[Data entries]
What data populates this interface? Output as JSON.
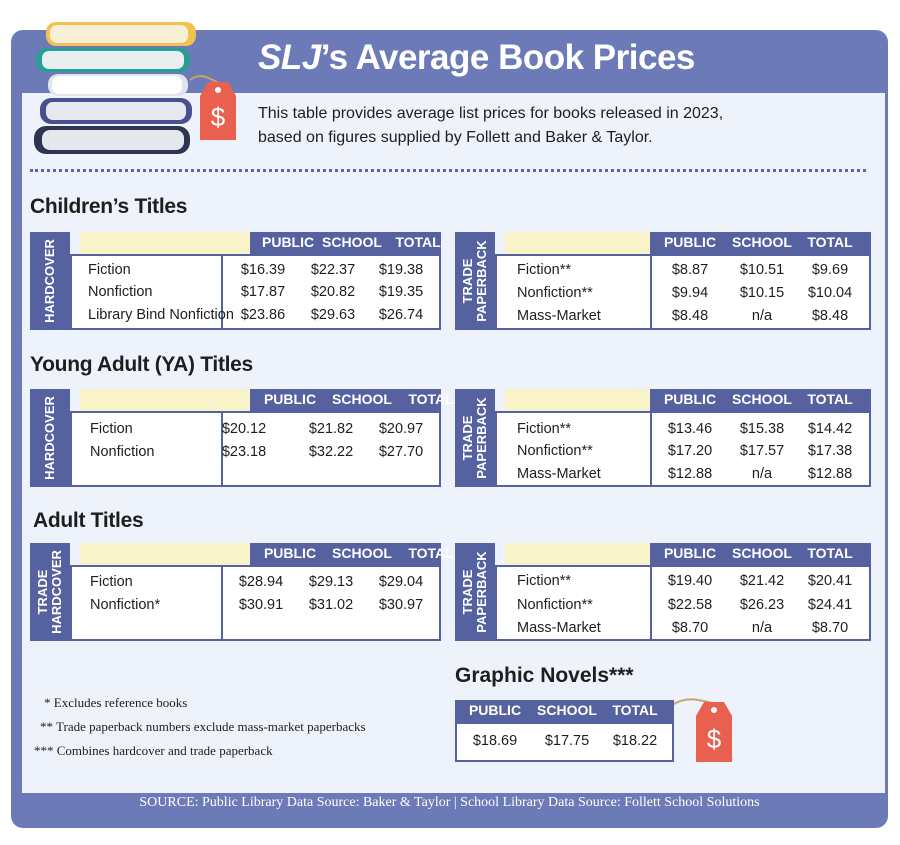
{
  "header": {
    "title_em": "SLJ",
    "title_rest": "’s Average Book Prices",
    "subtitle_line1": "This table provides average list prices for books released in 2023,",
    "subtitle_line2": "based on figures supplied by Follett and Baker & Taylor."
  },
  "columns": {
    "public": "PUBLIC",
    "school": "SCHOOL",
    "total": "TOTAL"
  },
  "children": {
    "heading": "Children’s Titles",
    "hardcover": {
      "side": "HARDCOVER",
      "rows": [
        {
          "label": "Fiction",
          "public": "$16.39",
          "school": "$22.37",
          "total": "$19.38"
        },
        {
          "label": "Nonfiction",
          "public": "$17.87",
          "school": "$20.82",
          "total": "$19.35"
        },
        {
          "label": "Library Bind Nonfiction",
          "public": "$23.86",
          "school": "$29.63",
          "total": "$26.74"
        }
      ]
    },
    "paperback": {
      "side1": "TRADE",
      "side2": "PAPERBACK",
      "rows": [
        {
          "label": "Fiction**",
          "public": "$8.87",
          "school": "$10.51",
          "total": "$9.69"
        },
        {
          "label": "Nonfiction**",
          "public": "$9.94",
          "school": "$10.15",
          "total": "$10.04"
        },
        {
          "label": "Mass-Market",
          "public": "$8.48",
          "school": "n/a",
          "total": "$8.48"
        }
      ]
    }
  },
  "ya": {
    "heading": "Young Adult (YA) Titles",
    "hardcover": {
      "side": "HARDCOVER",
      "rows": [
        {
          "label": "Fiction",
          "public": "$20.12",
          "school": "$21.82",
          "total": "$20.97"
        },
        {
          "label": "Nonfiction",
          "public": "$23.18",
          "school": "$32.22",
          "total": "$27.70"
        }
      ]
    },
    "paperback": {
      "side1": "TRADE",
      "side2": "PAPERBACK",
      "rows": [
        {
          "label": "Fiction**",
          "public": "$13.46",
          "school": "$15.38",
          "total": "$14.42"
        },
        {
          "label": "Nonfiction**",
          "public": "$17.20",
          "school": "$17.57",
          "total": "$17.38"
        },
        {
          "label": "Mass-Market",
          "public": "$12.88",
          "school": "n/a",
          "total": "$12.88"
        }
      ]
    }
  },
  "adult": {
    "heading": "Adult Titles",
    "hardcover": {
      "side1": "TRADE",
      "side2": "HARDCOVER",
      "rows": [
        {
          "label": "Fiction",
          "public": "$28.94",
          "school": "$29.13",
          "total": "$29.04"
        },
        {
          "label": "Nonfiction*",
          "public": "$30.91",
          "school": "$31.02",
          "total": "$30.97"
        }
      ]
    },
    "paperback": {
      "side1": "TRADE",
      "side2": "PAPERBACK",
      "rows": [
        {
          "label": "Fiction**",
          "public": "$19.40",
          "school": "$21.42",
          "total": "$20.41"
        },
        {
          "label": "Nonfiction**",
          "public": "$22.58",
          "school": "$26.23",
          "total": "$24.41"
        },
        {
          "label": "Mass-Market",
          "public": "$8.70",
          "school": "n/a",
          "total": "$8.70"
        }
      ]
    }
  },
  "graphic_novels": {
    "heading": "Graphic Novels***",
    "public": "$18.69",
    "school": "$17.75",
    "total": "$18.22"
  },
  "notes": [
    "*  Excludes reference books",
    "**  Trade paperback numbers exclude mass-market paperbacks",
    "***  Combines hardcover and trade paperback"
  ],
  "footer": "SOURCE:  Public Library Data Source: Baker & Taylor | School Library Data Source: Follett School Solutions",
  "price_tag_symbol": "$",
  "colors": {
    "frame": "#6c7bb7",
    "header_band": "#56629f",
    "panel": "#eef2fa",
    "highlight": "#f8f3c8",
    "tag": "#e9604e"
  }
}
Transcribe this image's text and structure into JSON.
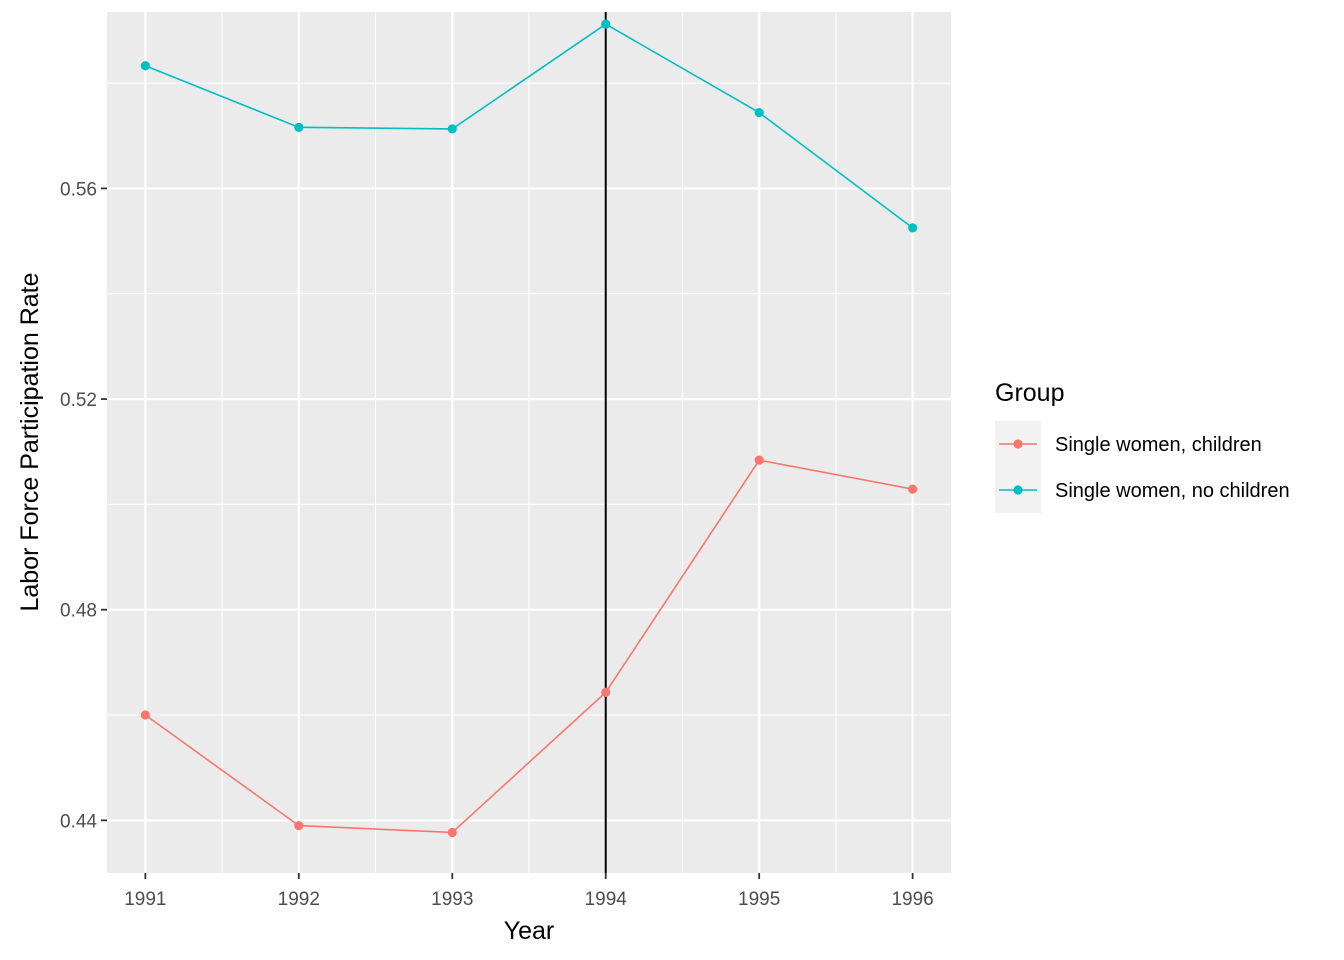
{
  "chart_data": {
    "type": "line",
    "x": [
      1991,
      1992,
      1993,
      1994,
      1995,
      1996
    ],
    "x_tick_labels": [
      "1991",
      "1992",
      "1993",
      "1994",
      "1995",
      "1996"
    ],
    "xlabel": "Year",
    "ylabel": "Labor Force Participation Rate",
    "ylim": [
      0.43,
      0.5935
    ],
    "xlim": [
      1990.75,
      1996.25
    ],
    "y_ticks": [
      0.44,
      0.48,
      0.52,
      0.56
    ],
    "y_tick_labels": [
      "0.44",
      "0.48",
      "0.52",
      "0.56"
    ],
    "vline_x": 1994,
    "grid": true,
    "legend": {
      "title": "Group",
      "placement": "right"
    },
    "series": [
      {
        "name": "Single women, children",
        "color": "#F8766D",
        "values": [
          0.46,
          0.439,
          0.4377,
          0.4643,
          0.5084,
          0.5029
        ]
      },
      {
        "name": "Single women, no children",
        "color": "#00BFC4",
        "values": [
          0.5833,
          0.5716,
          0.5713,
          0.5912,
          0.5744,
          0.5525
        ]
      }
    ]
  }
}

__Exercise prompt__. Of all the lines in the material above, how many contain the word "heading"? Give only the count.

__Worked solution__. 4